> _Exercise tasks_:
[1] From the farm-use assessment text, copy word for word the passage from "In February 1999, the" up to and including "(Ptf's Ex 2.)".
[2] Please write the next part of the farm-use assessment text, picking up after its last sentence.

> _Text extract_:
— start —

In February 1999, the Yamhill County Assessor sent taxpayer a letter and a gross income questionnaire. The letter advised taxpayer that an appraiser would physically inspect the property for farm use. (Inv's Ex A.) Taxpayer completed and returned the gross income questionnaire showing $168 income in 1996 from a pig, but no income in 1997 or 1998. (Inv's Ex B.) In May 1999, an appraiser from the assessor's office visited the property and saw no farm-use activity. Based upon the appraiser's inspection and the questionnaire, the assessor determined the property no longer qualified for special farm-use assessment. On June 9, 1999, the assessor sent taxpayer a letter stating that the property was being disqualified from special farm-use assessment and that it "will result in back taxes being levied in the amount of $10,320.74." (Ptf's Ex 2.)
Taxpayer appealed from that action on August 27, 1999, to the Magistrate Division of the Oregon Tax Court.

— end —

> _Entries supplied_:
— start —

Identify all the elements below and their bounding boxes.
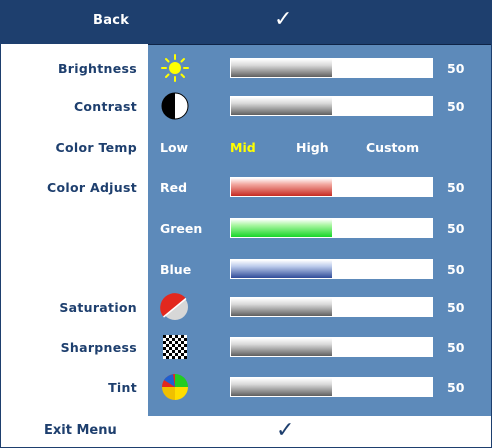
- sun-icon: [161, 54, 189, 82]
- tint-value: 50: [447, 380, 465, 395]
- exit-check-icon: ✓: [276, 418, 295, 443]
- blue-slider[interactable]: [230, 259, 433, 279]
- green-slider-fill: [231, 219, 332, 237]
- brightness-label[interactable]: Brightness: [0, 61, 137, 76]
- color-temp-option-custom[interactable]: Custom: [366, 140, 419, 155]
- saturation-slider-fill: [231, 298, 332, 316]
- green-value: 50: [447, 221, 465, 236]
- saturation-slider[interactable]: [230, 297, 433, 317]
- red-label: Red: [160, 180, 188, 195]
- color-temp-label[interactable]: Color Temp: [0, 140, 137, 155]
- sharpness-slider[interactable]: [230, 337, 433, 357]
- tint-icon: [162, 374, 188, 400]
- green-label: Green: [160, 221, 203, 236]
- saturation-value: 50: [447, 300, 465, 315]
- tint-label[interactable]: Tint: [0, 380, 137, 395]
- red-value: 50: [447, 180, 465, 195]
- sharpness-slider-fill: [231, 338, 332, 356]
- color-temp-option-high[interactable]: High: [296, 140, 329, 155]
- exit-row[interactable]: Exit Menu ✓: [0, 416, 492, 448]
- exit-menu-button[interactable]: Exit Menu: [44, 423, 117, 438]
- brightness-slider-fill: [231, 59, 332, 77]
- back-row[interactable]: Back ✓: [0, 0, 492, 45]
- color-temp-option-low[interactable]: Low: [160, 140, 188, 155]
- tint-slider-fill: [231, 378, 332, 396]
- sharpness-value: 50: [447, 340, 465, 355]
- color-temp-option-mid[interactable]: Mid: [230, 140, 256, 155]
- osd-menu: Back ✓ Brightness 50 Contrast 50 Color T…: [0, 0, 492, 448]
- blue-value: 50: [447, 262, 465, 277]
- green-slider[interactable]: [230, 218, 433, 238]
- red-slider[interactable]: [230, 177, 433, 197]
- back-check-icon: ✓: [274, 7, 293, 32]
- back-button[interactable]: Back: [93, 13, 129, 28]
- contrast-label[interactable]: Contrast: [0, 99, 137, 114]
- contrast-slider[interactable]: [230, 96, 433, 116]
- contrast-value: 50: [447, 99, 465, 114]
- sharpness-icon: [163, 335, 187, 359]
- saturation-icon: [160, 293, 188, 320]
- brightness-slider[interactable]: [230, 58, 433, 78]
- sharpness-label[interactable]: Sharpness: [0, 340, 137, 355]
- red-slider-fill: [231, 178, 332, 196]
- saturation-label[interactable]: Saturation: [0, 300, 137, 315]
- contrast-icon: [161, 92, 189, 120]
- contrast-slider-fill: [231, 97, 332, 115]
- blue-label: Blue: [160, 262, 192, 277]
- color-adjust-label[interactable]: Color Adjust: [0, 180, 137, 195]
- blue-slider-fill: [231, 260, 332, 278]
- tint-slider[interactable]: [230, 377, 433, 397]
- brightness-value: 50: [447, 61, 465, 76]
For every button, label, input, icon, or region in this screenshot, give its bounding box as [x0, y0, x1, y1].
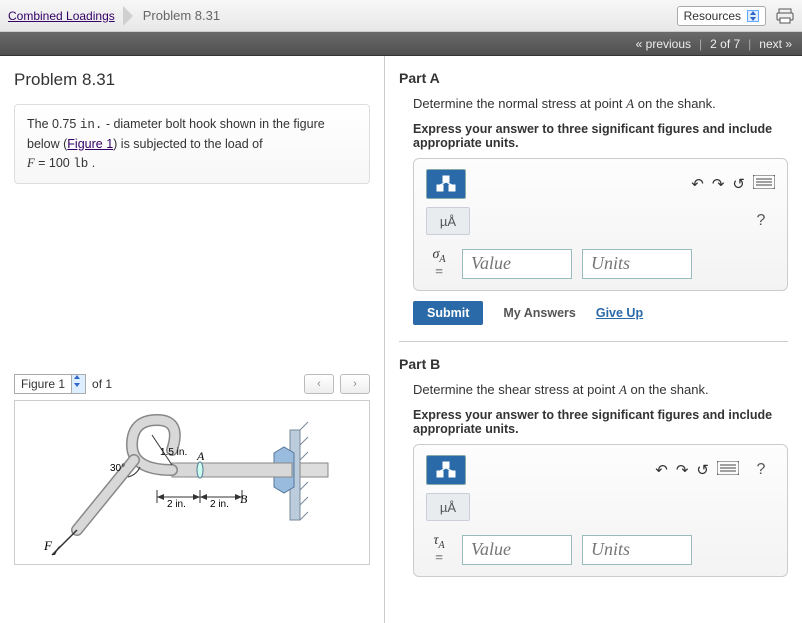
part-b-answer-panel: ↶ ↷ ↺ ? µÅ τA=	[413, 444, 788, 577]
hook-diagram: F 30° 1.5 in. A B 2 in. 2 in.	[22, 405, 362, 560]
part-a-prompt: Determine the normal stress at point A o…	[399, 96, 788, 112]
part-b-instructions: Express your answer to three significant…	[399, 408, 788, 436]
figure-count: of 1	[92, 377, 112, 391]
part-a-submit-button[interactable]: Submit	[413, 301, 483, 325]
help-icon[interactable]: ?	[747, 207, 775, 235]
svg-text:B: B	[240, 492, 248, 506]
dropdown-spinner-icon	[747, 10, 759, 22]
part-a-instructions: Express your answer to three significant…	[399, 122, 788, 150]
part-a-title: Part A	[399, 70, 788, 86]
undo-icon[interactable]: ↶	[655, 461, 668, 479]
part-b-prompt: Determine the shear stress at point A on…	[399, 382, 788, 398]
problem-nav: « previous | 2 of 7 | next »	[0, 32, 802, 56]
problem-text: .	[88, 156, 95, 170]
problem-text: ) is subjected to the load of	[113, 137, 262, 151]
part-a-units-input[interactable]	[582, 249, 692, 279]
units-picker-button[interactable]: µÅ	[426, 493, 470, 521]
help-icon[interactable]: ?	[747, 456, 775, 484]
figure-image: F 30° 1.5 in. A B 2 in. 2 in.	[14, 400, 370, 565]
part-b-units-input[interactable]	[582, 535, 692, 565]
nav-next[interactable]: next »	[759, 37, 792, 51]
units-picker-button[interactable]: µÅ	[426, 207, 470, 235]
problem-text: The 0.75	[27, 117, 80, 131]
figure-selector[interactable]: Figure 1	[14, 374, 86, 394]
spinner-icon	[71, 375, 85, 393]
keyboard-icon[interactable]	[753, 175, 775, 193]
nav-sep: |	[748, 37, 751, 51]
svg-text:1.5 in.: 1.5 in.	[160, 447, 187, 458]
resources-button[interactable]: Resources	[677, 6, 766, 26]
breadcrumb-parent[interactable]: Combined Loadings	[8, 9, 115, 23]
svg-text:A: A	[196, 449, 205, 463]
undo-icon[interactable]: ↶	[691, 175, 704, 193]
problem-F-unit: lb	[73, 157, 88, 171]
svg-text:2 in.: 2 in.	[167, 499, 186, 510]
breadcrumb-current: Problem 8.31	[143, 8, 220, 23]
templates-button[interactable]	[426, 169, 466, 199]
main-content: Problem 8.31 The 0.75 in. - diameter bol…	[0, 56, 802, 623]
svg-text:30°: 30°	[110, 463, 125, 474]
right-pane: Part A Determine the normal stress at po…	[385, 56, 802, 623]
figure-header: Figure 1 of 1 ‹ ›	[14, 374, 370, 394]
figure-next-button[interactable]: ›	[340, 374, 370, 394]
problem-unit: in.	[80, 118, 103, 132]
part-b-title: Part B	[399, 356, 788, 372]
part-b-value-input[interactable]	[462, 535, 572, 565]
problem-statement: The 0.75 in. - diameter bolt hook shown …	[14, 104, 370, 184]
left-pane: Problem 8.31 The 0.75 in. - diameter bol…	[0, 56, 385, 623]
resources-label: Resources	[684, 9, 741, 23]
figure-link[interactable]: Figure 1	[67, 137, 113, 151]
part-a-answer-panel: ↶ ↷ ↺ µÅ ? σA=	[413, 158, 788, 291]
part-a-symbol: σA=	[426, 247, 452, 280]
figure-prev-button[interactable]: ‹	[304, 374, 334, 394]
keyboard-icon[interactable]	[717, 461, 739, 479]
nav-position: 2 of 7	[710, 37, 740, 51]
part-a-value-input[interactable]	[462, 249, 572, 279]
part-a-giveup-link[interactable]: Give Up	[596, 306, 643, 320]
part-b-symbol: τA=	[426, 533, 452, 566]
nav-prev[interactable]: « previous	[636, 37, 691, 51]
problem-title: Problem 8.31	[14, 70, 370, 90]
reset-icon[interactable]: ↺	[696, 461, 709, 479]
chevron-right-icon	[123, 6, 133, 26]
problem-F-value: = 100	[35, 156, 74, 170]
top-bar: Combined Loadings Problem 8.31 Resources	[0, 0, 802, 32]
divider	[399, 341, 788, 342]
part-a-my-answers[interactable]: My Answers	[503, 306, 575, 320]
templates-button[interactable]	[426, 455, 466, 485]
problem-F-symbol: F	[27, 156, 35, 170]
redo-icon[interactable]: ↷	[712, 175, 725, 193]
redo-icon[interactable]: ↷	[676, 461, 689, 479]
svg-text:2 in.: 2 in.	[210, 499, 229, 510]
figure-selector-label: Figure 1	[15, 375, 71, 393]
svg-text:F: F	[43, 538, 53, 553]
nav-sep: |	[699, 37, 702, 51]
reset-icon[interactable]: ↺	[732, 175, 745, 193]
print-icon[interactable]	[776, 8, 794, 24]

— end —

> _Results by task_:
[1]
In February 1999, the Yamhill County Assessor sent taxpayer a letter and a gross income questionnaire. The letter advised taxpayer that an appraiser would physically inspect the property for farm use. (Inv's Ex A.) Taxpayer completed and returned the gross income questionnaire showing $168 income in 1996 from a pig, but no income in 1997 or 1998. (Inv's Ex B.) In May 1999, an appraiser from the assessor's office visited the property and saw no farm-use activity. Based upon the appraiser's inspection and the questionnaire, the assessor determined the property no longer qualified for special farm-use assessment. On June 9, 1999, the assessor sent taxpayer a letter stating that the property was being disqualified from special farm-use assessment and that it "will result in back taxes being levied in the amount of $10,320.74." (Ptf's Ex 2.)

[2]
On June 14, 1999, taxpayer signed an earnest-money agreement to sell the property, which had been on the market for over two years. The earnest money agreement acknowledged that the property was specially assessed and provided that if, as a result of the buyer's actions or the closing of the transaction, the property became disqualified from special farm-use assessment, the buyer would be responsible for and pay the taxes when due. The agreement then states:
"However, if as a result of the Seller's actions prior to closing, the Property either is disqualified from its entitlement to special use assessment or loses its deferred property tax status, Seller shall be responsible for and shall pay at or before closing all deferred and/or additional taxes and interest which may be levied against the Property and shall hold Buyer completely harmless therefrom." (Inv's Ex D at 1.)
Based upon the above-quoted language, the escrow company prepared closing documents requiring taxpayer to pay the $10,320.74 in additional taxes. Taxpayer testified that he did not become aware of that obligation until the day of closing. When made aware of it, he objected but was informed that if the additional taxes of $10,320.74 were not paid, the transaction would not close. Therefore, taxpayer signed the necessary documents, the sale closed, and a check in the amount of $10,320.74 was sent by the escrow company to the Yamhill County Tax Collector. (Inv's Ex G.) The county cashed the check in satisfaction of the potential additional taxes. Taxpayer seeks a refund of those taxes.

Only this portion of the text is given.